[START OF DATA TO PROCESS]

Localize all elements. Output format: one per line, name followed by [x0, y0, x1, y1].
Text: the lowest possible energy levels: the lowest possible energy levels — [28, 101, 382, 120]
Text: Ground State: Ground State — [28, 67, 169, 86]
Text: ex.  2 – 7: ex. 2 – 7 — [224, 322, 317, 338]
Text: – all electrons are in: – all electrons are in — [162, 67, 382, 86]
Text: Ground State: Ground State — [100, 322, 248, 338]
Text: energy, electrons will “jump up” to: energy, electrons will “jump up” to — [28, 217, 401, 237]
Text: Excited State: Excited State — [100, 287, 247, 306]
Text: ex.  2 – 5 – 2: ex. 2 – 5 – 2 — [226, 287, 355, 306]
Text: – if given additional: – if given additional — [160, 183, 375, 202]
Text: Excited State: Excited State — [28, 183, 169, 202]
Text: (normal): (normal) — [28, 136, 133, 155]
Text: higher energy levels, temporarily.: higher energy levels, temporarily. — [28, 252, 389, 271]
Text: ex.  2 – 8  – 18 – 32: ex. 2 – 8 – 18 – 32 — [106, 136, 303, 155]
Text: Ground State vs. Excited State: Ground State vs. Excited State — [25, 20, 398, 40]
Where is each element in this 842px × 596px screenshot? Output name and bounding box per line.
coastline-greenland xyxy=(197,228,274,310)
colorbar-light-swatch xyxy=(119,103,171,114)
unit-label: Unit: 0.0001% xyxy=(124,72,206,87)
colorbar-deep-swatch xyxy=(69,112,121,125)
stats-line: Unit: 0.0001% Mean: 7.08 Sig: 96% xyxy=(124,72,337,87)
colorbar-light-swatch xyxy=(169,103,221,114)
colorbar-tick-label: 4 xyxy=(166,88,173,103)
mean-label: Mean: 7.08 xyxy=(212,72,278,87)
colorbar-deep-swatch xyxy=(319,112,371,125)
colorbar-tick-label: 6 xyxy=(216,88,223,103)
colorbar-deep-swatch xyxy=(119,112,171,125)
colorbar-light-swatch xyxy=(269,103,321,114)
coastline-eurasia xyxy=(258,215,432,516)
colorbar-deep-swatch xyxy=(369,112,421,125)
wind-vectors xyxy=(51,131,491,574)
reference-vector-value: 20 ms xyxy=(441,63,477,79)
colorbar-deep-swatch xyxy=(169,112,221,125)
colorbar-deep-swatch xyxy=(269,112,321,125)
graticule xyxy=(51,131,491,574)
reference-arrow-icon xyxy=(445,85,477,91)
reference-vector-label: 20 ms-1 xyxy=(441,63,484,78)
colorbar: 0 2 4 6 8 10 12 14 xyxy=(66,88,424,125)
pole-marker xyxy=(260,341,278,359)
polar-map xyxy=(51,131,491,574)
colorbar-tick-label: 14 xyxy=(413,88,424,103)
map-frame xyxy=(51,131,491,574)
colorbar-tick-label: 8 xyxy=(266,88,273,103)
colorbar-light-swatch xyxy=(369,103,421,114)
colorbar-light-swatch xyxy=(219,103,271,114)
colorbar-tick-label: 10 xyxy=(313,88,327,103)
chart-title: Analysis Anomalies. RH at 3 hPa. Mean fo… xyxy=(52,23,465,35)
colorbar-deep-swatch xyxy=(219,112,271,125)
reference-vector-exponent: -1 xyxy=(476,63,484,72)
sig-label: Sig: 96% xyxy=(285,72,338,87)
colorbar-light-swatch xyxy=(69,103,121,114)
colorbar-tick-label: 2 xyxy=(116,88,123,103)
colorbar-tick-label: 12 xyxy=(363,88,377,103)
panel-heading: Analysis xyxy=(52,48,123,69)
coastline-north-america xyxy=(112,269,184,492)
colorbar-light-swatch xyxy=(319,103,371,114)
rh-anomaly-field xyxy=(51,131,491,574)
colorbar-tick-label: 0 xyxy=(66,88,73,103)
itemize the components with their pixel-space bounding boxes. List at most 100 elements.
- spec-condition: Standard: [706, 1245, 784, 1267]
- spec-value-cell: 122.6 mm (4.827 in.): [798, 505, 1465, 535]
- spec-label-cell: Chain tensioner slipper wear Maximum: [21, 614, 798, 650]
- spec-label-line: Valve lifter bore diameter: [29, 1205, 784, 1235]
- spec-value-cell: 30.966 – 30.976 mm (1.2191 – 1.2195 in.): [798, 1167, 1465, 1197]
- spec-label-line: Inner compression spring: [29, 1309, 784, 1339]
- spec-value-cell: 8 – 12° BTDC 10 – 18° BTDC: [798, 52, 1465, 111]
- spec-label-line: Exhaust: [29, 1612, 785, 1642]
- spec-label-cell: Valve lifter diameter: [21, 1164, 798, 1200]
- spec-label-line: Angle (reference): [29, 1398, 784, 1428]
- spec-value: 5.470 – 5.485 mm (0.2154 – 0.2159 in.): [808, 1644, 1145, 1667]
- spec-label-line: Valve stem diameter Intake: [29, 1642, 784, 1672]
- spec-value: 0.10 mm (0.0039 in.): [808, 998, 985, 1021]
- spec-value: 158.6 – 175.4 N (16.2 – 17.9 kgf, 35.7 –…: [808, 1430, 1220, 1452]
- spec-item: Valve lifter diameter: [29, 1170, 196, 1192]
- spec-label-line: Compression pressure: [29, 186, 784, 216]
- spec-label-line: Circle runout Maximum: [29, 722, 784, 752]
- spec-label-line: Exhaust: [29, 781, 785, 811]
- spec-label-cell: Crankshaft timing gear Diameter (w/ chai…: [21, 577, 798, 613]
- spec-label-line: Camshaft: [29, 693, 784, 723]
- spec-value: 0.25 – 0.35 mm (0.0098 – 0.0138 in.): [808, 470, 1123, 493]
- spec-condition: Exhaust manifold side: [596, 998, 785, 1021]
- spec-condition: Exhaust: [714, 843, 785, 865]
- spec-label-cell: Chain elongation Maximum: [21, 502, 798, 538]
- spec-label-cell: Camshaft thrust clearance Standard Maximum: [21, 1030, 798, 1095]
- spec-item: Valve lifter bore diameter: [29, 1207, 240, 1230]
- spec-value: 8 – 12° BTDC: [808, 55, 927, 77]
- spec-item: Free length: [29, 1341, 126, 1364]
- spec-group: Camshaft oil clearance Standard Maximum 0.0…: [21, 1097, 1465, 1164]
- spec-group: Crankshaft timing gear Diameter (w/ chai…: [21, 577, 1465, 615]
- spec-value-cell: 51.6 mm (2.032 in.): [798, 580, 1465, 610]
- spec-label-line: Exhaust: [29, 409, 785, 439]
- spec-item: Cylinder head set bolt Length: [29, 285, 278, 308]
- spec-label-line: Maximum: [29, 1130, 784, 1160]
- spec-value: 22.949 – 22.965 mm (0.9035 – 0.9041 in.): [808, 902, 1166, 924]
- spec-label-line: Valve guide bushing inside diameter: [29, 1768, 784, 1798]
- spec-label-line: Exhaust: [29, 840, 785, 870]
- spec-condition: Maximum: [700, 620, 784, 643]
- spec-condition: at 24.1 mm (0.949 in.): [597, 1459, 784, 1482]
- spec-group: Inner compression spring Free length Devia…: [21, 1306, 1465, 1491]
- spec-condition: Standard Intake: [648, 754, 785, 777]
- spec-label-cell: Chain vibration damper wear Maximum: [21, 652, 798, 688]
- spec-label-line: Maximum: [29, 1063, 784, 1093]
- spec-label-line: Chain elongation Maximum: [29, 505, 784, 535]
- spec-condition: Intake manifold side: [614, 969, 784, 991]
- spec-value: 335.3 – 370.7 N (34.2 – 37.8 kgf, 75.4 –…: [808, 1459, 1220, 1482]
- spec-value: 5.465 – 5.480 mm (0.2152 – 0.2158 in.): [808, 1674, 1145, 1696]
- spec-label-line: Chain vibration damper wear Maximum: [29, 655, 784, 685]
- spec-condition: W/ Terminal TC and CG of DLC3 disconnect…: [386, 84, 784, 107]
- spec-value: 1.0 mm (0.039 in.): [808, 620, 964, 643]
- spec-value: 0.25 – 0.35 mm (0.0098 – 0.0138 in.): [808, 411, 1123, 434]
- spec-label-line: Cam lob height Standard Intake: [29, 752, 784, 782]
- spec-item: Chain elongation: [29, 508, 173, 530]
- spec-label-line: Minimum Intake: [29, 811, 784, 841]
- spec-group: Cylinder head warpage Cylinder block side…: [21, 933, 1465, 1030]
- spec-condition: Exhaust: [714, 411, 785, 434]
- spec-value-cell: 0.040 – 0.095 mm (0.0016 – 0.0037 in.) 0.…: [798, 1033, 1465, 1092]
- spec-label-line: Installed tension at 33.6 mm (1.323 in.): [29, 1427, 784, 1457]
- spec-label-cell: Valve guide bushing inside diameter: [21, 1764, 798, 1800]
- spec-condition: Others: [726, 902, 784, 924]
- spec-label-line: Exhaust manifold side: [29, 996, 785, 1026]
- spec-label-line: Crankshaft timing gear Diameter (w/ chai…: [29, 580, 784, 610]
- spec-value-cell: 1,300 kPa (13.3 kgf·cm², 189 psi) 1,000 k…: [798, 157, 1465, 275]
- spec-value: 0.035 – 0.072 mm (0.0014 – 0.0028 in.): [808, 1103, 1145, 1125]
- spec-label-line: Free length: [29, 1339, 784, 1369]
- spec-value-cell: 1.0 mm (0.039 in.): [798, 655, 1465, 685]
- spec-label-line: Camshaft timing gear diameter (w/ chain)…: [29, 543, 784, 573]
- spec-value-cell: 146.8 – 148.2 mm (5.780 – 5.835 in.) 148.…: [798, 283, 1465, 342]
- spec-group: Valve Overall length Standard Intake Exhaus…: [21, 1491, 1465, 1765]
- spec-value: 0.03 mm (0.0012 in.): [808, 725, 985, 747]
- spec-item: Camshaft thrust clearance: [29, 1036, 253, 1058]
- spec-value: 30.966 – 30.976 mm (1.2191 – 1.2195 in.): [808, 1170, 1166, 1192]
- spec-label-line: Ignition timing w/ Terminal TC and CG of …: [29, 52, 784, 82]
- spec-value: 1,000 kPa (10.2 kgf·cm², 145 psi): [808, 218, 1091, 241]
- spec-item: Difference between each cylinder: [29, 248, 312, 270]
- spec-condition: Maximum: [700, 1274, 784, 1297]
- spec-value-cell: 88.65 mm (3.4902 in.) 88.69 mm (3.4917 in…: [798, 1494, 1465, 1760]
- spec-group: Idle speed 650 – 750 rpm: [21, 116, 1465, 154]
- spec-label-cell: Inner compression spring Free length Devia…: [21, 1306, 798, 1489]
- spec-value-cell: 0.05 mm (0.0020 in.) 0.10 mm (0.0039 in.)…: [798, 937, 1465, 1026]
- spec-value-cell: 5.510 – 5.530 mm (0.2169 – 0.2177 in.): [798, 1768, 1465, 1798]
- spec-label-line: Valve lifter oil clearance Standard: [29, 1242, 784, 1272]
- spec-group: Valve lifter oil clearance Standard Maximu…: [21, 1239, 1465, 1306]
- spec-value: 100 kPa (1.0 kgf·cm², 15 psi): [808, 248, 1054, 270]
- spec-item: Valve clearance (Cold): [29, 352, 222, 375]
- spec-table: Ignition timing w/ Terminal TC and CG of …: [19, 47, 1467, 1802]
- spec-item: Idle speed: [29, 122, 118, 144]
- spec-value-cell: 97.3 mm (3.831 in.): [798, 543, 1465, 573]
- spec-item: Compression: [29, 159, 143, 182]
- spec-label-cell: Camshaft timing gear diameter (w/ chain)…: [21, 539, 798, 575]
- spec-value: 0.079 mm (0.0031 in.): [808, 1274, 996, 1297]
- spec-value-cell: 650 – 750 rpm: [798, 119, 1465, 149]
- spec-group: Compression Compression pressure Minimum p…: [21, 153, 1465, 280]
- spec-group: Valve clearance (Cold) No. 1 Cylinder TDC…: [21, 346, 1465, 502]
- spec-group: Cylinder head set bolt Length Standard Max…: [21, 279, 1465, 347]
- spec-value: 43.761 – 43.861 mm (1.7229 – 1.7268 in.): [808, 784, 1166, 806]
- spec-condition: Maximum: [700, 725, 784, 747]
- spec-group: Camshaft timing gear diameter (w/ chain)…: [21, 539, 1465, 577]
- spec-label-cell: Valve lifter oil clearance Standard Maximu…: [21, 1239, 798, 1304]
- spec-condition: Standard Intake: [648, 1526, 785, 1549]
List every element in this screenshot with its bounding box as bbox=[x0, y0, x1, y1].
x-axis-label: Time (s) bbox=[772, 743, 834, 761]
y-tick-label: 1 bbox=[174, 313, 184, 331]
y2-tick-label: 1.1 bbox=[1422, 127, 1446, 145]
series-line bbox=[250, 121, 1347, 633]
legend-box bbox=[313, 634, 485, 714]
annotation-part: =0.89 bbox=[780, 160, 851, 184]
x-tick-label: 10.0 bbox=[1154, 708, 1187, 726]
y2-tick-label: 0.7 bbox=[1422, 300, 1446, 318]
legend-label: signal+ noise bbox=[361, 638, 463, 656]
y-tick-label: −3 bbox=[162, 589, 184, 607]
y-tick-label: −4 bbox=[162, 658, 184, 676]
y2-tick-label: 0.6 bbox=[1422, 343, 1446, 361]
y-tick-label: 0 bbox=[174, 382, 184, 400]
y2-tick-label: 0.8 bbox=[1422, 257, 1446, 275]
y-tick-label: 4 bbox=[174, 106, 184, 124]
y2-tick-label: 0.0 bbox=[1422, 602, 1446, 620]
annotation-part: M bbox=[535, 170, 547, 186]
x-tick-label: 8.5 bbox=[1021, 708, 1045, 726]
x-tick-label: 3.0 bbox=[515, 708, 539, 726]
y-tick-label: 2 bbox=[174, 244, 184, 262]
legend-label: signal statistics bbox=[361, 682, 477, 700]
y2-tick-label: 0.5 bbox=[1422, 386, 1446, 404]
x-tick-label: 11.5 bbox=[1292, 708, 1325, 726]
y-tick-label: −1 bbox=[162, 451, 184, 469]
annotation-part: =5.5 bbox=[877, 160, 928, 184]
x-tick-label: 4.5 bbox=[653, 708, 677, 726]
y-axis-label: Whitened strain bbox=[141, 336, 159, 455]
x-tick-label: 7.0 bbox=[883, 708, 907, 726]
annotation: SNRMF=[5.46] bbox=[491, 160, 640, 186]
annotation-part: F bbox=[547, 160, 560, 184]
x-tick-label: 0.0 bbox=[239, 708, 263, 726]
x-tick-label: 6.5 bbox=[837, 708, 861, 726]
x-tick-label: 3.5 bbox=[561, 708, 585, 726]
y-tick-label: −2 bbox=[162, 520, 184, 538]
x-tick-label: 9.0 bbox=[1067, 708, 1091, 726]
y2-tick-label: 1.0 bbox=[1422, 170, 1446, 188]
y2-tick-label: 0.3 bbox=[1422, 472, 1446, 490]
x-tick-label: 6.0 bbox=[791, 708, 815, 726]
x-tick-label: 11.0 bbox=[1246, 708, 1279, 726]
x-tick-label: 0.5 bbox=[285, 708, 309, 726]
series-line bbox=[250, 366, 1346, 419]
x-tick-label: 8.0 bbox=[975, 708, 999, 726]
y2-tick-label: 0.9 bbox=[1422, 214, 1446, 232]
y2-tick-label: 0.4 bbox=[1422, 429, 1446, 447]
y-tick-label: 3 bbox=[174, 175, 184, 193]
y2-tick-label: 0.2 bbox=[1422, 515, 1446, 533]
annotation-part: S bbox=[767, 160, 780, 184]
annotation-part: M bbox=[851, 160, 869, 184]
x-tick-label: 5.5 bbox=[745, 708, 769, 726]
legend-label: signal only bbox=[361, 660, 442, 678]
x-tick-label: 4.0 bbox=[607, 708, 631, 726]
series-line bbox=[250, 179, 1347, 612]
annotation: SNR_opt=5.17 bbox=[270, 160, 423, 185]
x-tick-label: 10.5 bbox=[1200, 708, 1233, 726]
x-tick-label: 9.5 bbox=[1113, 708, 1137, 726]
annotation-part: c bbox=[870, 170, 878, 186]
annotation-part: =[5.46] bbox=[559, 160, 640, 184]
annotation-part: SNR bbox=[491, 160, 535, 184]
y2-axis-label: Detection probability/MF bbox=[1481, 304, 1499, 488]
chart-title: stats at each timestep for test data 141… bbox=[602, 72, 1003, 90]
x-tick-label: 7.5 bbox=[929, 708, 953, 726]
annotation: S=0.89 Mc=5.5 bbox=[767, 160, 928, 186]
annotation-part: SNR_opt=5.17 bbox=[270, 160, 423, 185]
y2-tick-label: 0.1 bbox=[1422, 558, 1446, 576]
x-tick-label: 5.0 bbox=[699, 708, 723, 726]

[END OF DATA TO PROCESS]

GOAL OF THE EXERCISE —
Copy out word for word every line of the rows from the very first one through the line containing "Text: Ground State: Ground State — [100, 322, 248, 338]", including both of those lines.

THE RESULT —
Localize all elements. Output format: one per line, name followed by [x0, y0, x1, y1].
Text: the lowest possible energy levels: the lowest possible energy levels — [28, 101, 382, 120]
Text: Ground State: Ground State — [28, 67, 169, 86]
Text: ex.  2 – 7: ex. 2 – 7 — [224, 322, 317, 338]
Text: – all electrons are in: – all electrons are in — [162, 67, 382, 86]
Text: Ground State: Ground State — [100, 322, 248, 338]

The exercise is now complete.